▶ **Exercise aim**: Pull each line containing "name" out of the data and copy it.

▶ **Records for the exercise**:
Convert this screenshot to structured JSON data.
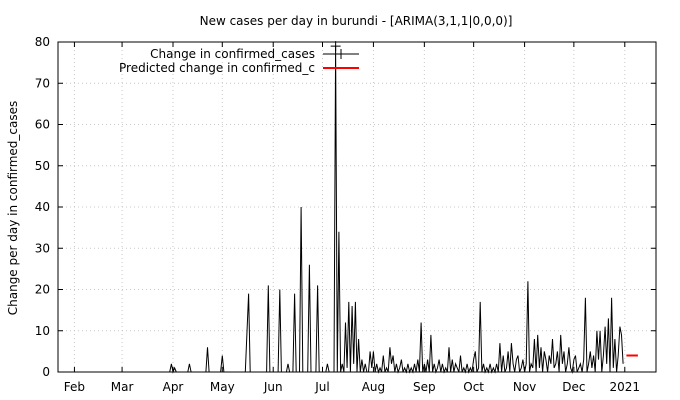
{
  "chart_data": {
    "type": "line",
    "title": "New cases per day in burundi -  [ARIMA(3,1,1|0,0,0)]",
    "xlabel": "",
    "ylabel": "Change per day in confirmed_cases",
    "ylim": [
      0,
      80
    ],
    "yticks": [
      0,
      10,
      20,
      30,
      40,
      50,
      60,
      70,
      80
    ],
    "xlim": [
      "2020-01-22",
      "2021-01-20"
    ],
    "xticks": [
      {
        "label": "Feb",
        "date": "2020-02-01"
      },
      {
        "label": "Mar",
        "date": "2020-03-01"
      },
      {
        "label": "Apr",
        "date": "2020-04-01"
      },
      {
        "label": "May",
        "date": "2020-05-01"
      },
      {
        "label": "Jun",
        "date": "2020-06-01"
      },
      {
        "label": "Jul",
        "date": "2020-07-01"
      },
      {
        "label": "Aug",
        "date": "2020-08-01"
      },
      {
        "label": "Sep",
        "date": "2020-09-01"
      },
      {
        "label": "Oct",
        "date": "2020-10-01"
      },
      {
        "label": "Nov",
        "date": "2020-11-01"
      },
      {
        "label": "Dec",
        "date": "2020-12-01"
      },
      {
        "label": "2021",
        "date": "2021-01-01"
      }
    ],
    "grid": true,
    "legend_position": "top-left",
    "series": [
      {
        "name": "Change in confirmed_cases",
        "color": "#000000",
        "marker_at_max": "plus",
        "points": [
          [
            "2020-01-22",
            0
          ],
          [
            "2020-03-30",
            0
          ],
          [
            "2020-03-31",
            2
          ],
          [
            "2020-04-01",
            0
          ],
          [
            "2020-04-02",
            1
          ],
          [
            "2020-04-03",
            0
          ],
          [
            "2020-04-10",
            0
          ],
          [
            "2020-04-11",
            2
          ],
          [
            "2020-04-12",
            0
          ],
          [
            "2020-04-21",
            0
          ],
          [
            "2020-04-22",
            6
          ],
          [
            "2020-04-23",
            0
          ],
          [
            "2020-04-30",
            0
          ],
          [
            "2020-05-01",
            4
          ],
          [
            "2020-05-02",
            0
          ],
          [
            "2020-05-15",
            0
          ],
          [
            "2020-05-17",
            19
          ],
          [
            "2020-05-18",
            0
          ],
          [
            "2020-05-28",
            0
          ],
          [
            "2020-05-29",
            21
          ],
          [
            "2020-05-30",
            0
          ],
          [
            "2020-06-04",
            0
          ],
          [
            "2020-06-05",
            20
          ],
          [
            "2020-06-06",
            0
          ],
          [
            "2020-06-09",
            0
          ],
          [
            "2020-06-10",
            2
          ],
          [
            "2020-06-11",
            0
          ],
          [
            "2020-06-13",
            0
          ],
          [
            "2020-06-14",
            19
          ],
          [
            "2020-06-15",
            0
          ],
          [
            "2020-06-17",
            0
          ],
          [
            "2020-06-18",
            40
          ],
          [
            "2020-06-19",
            0
          ],
          [
            "2020-06-22",
            0
          ],
          [
            "2020-06-23",
            26
          ],
          [
            "2020-06-24",
            0
          ],
          [
            "2020-06-27",
            0
          ],
          [
            "2020-06-28",
            21
          ],
          [
            "2020-06-29",
            0
          ],
          [
            "2020-07-03",
            0
          ],
          [
            "2020-07-04",
            2
          ],
          [
            "2020-07-05",
            0
          ],
          [
            "2020-07-08",
            0
          ],
          [
            "2020-07-09",
            79
          ],
          [
            "2020-07-10",
            0
          ],
          [
            "2020-07-11",
            34
          ],
          [
            "2020-07-12",
            0
          ],
          [
            "2020-07-13",
            2
          ],
          [
            "2020-07-14",
            0
          ],
          [
            "2020-07-15",
            12
          ],
          [
            "2020-07-16",
            1
          ],
          [
            "2020-07-17",
            17
          ],
          [
            "2020-07-18",
            0
          ],
          [
            "2020-07-19",
            16
          ],
          [
            "2020-07-20",
            2
          ],
          [
            "2020-07-21",
            17
          ],
          [
            "2020-07-22",
            0
          ],
          [
            "2020-07-23",
            8
          ],
          [
            "2020-07-24",
            0
          ],
          [
            "2020-07-25",
            3
          ],
          [
            "2020-07-26",
            0
          ],
          [
            "2020-07-27",
            2
          ],
          [
            "2020-07-28",
            0
          ],
          [
            "2020-07-29",
            0
          ],
          [
            "2020-07-30",
            5
          ],
          [
            "2020-07-31",
            1
          ],
          [
            "2020-08-01",
            5
          ],
          [
            "2020-08-02",
            0
          ],
          [
            "2020-08-03",
            2
          ],
          [
            "2020-08-04",
            0
          ],
          [
            "2020-08-05",
            1
          ],
          [
            "2020-08-06",
            0
          ],
          [
            "2020-08-07",
            4
          ],
          [
            "2020-08-08",
            0
          ],
          [
            "2020-08-09",
            1
          ],
          [
            "2020-08-10",
            0
          ],
          [
            "2020-08-11",
            6
          ],
          [
            "2020-08-12",
            2
          ],
          [
            "2020-08-13",
            4
          ],
          [
            "2020-08-14",
            0
          ],
          [
            "2020-08-15",
            2
          ],
          [
            "2020-08-16",
            0
          ],
          [
            "2020-08-17",
            1
          ],
          [
            "2020-08-18",
            3
          ],
          [
            "2020-08-19",
            0
          ],
          [
            "2020-08-20",
            1
          ],
          [
            "2020-08-21",
            0
          ],
          [
            "2020-08-22",
            2
          ],
          [
            "2020-08-23",
            0
          ],
          [
            "2020-08-24",
            1
          ],
          [
            "2020-08-25",
            0
          ],
          [
            "2020-08-26",
            2
          ],
          [
            "2020-08-27",
            0
          ],
          [
            "2020-08-28",
            3
          ],
          [
            "2020-08-29",
            0
          ],
          [
            "2020-08-30",
            12
          ],
          [
            "2020-08-31",
            0
          ],
          [
            "2020-09-01",
            2
          ],
          [
            "2020-09-02",
            0
          ],
          [
            "2020-09-03",
            3
          ],
          [
            "2020-09-04",
            0
          ],
          [
            "2020-09-05",
            9
          ],
          [
            "2020-09-06",
            0
          ],
          [
            "2020-09-07",
            2
          ],
          [
            "2020-09-08",
            0
          ],
          [
            "2020-09-09",
            1
          ],
          [
            "2020-09-10",
            3
          ],
          [
            "2020-09-11",
            0
          ],
          [
            "2020-09-12",
            2
          ],
          [
            "2020-09-13",
            0
          ],
          [
            "2020-09-14",
            1
          ],
          [
            "2020-09-15",
            0
          ],
          [
            "2020-09-16",
            6
          ],
          [
            "2020-09-17",
            0
          ],
          [
            "2020-09-18",
            3
          ],
          [
            "2020-09-19",
            0
          ],
          [
            "2020-09-20",
            2
          ],
          [
            "2020-09-21",
            1
          ],
          [
            "2020-09-22",
            0
          ],
          [
            "2020-09-23",
            4
          ],
          [
            "2020-09-24",
            0
          ],
          [
            "2020-09-25",
            1
          ],
          [
            "2020-09-26",
            0
          ],
          [
            "2020-09-27",
            2
          ],
          [
            "2020-09-28",
            0
          ],
          [
            "2020-09-29",
            1
          ],
          [
            "2020-09-30",
            0
          ],
          [
            "2020-10-01",
            3
          ],
          [
            "2020-10-02",
            5
          ],
          [
            "2020-10-03",
            0
          ],
          [
            "2020-10-04",
            1
          ],
          [
            "2020-10-05",
            17
          ],
          [
            "2020-10-06",
            0
          ],
          [
            "2020-10-07",
            2
          ],
          [
            "2020-10-08",
            0
          ],
          [
            "2020-10-09",
            1
          ],
          [
            "2020-10-10",
            0
          ],
          [
            "2020-10-11",
            2
          ],
          [
            "2020-10-12",
            0
          ],
          [
            "2020-10-13",
            1
          ],
          [
            "2020-10-14",
            0
          ],
          [
            "2020-10-15",
            2
          ],
          [
            "2020-10-16",
            0
          ],
          [
            "2020-10-17",
            7
          ],
          [
            "2020-10-18",
            0
          ],
          [
            "2020-10-19",
            4
          ],
          [
            "2020-10-20",
            0
          ],
          [
            "2020-10-21",
            1
          ],
          [
            "2020-10-22",
            5
          ],
          [
            "2020-10-23",
            0
          ],
          [
            "2020-10-24",
            7
          ],
          [
            "2020-10-25",
            2
          ],
          [
            "2020-10-26",
            0
          ],
          [
            "2020-10-27",
            3
          ],
          [
            "2020-10-28",
            4
          ],
          [
            "2020-10-29",
            0
          ],
          [
            "2020-10-30",
            1
          ],
          [
            "2020-10-31",
            3
          ],
          [
            "2020-11-01",
            0
          ],
          [
            "2020-11-02",
            2
          ],
          [
            "2020-11-03",
            22
          ],
          [
            "2020-11-04",
            0
          ],
          [
            "2020-11-05",
            2
          ],
          [
            "2020-11-06",
            1
          ],
          [
            "2020-11-07",
            8
          ],
          [
            "2020-11-08",
            0
          ],
          [
            "2020-11-09",
            9
          ],
          [
            "2020-11-10",
            1
          ],
          [
            "2020-11-11",
            6
          ],
          [
            "2020-11-12",
            0
          ],
          [
            "2020-11-13",
            5
          ],
          [
            "2020-11-14",
            3
          ],
          [
            "2020-11-15",
            0
          ],
          [
            "2020-11-16",
            4
          ],
          [
            "2020-11-17",
            2
          ],
          [
            "2020-11-18",
            8
          ],
          [
            "2020-11-19",
            1
          ],
          [
            "2020-11-20",
            2
          ],
          [
            "2020-11-21",
            5
          ],
          [
            "2020-11-22",
            0
          ],
          [
            "2020-11-23",
            9
          ],
          [
            "2020-11-24",
            2
          ],
          [
            "2020-11-25",
            5
          ],
          [
            "2020-11-26",
            0
          ],
          [
            "2020-11-27",
            2
          ],
          [
            "2020-11-28",
            6
          ],
          [
            "2020-11-29",
            1
          ],
          [
            "2020-11-30",
            0
          ],
          [
            "2020-12-01",
            3
          ],
          [
            "2020-12-02",
            4
          ],
          [
            "2020-12-03",
            0
          ],
          [
            "2020-12-04",
            1
          ],
          [
            "2020-12-05",
            2
          ],
          [
            "2020-12-06",
            0
          ],
          [
            "2020-12-07",
            3
          ],
          [
            "2020-12-08",
            18
          ],
          [
            "2020-12-09",
            0
          ],
          [
            "2020-12-10",
            2
          ],
          [
            "2020-12-11",
            5
          ],
          [
            "2020-12-12",
            1
          ],
          [
            "2020-12-13",
            4
          ],
          [
            "2020-12-14",
            0
          ],
          [
            "2020-12-15",
            10
          ],
          [
            "2020-12-16",
            3
          ],
          [
            "2020-12-17",
            10
          ],
          [
            "2020-12-18",
            0
          ],
          [
            "2020-12-19",
            4
          ],
          [
            "2020-12-20",
            11
          ],
          [
            "2020-12-21",
            2
          ],
          [
            "2020-12-22",
            13
          ],
          [
            "2020-12-23",
            0
          ],
          [
            "2020-12-24",
            18
          ],
          [
            "2020-12-25",
            1
          ],
          [
            "2020-12-26",
            8
          ],
          [
            "2020-12-27",
            0
          ],
          [
            "2020-12-28",
            4
          ],
          [
            "2020-12-29",
            11
          ],
          [
            "2020-12-30",
            9
          ],
          [
            "2020-12-31",
            2
          ]
        ]
      },
      {
        "name": "Predicted change in confirmed_c",
        "color": "#ff0000",
        "points": [
          [
            "2021-01-02",
            4
          ],
          [
            "2021-01-09",
            4
          ]
        ]
      }
    ]
  }
}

▶ **Reply**:
        "name": "Change in confirmed_cases",
        "name": "Predicted change in confirmed_c",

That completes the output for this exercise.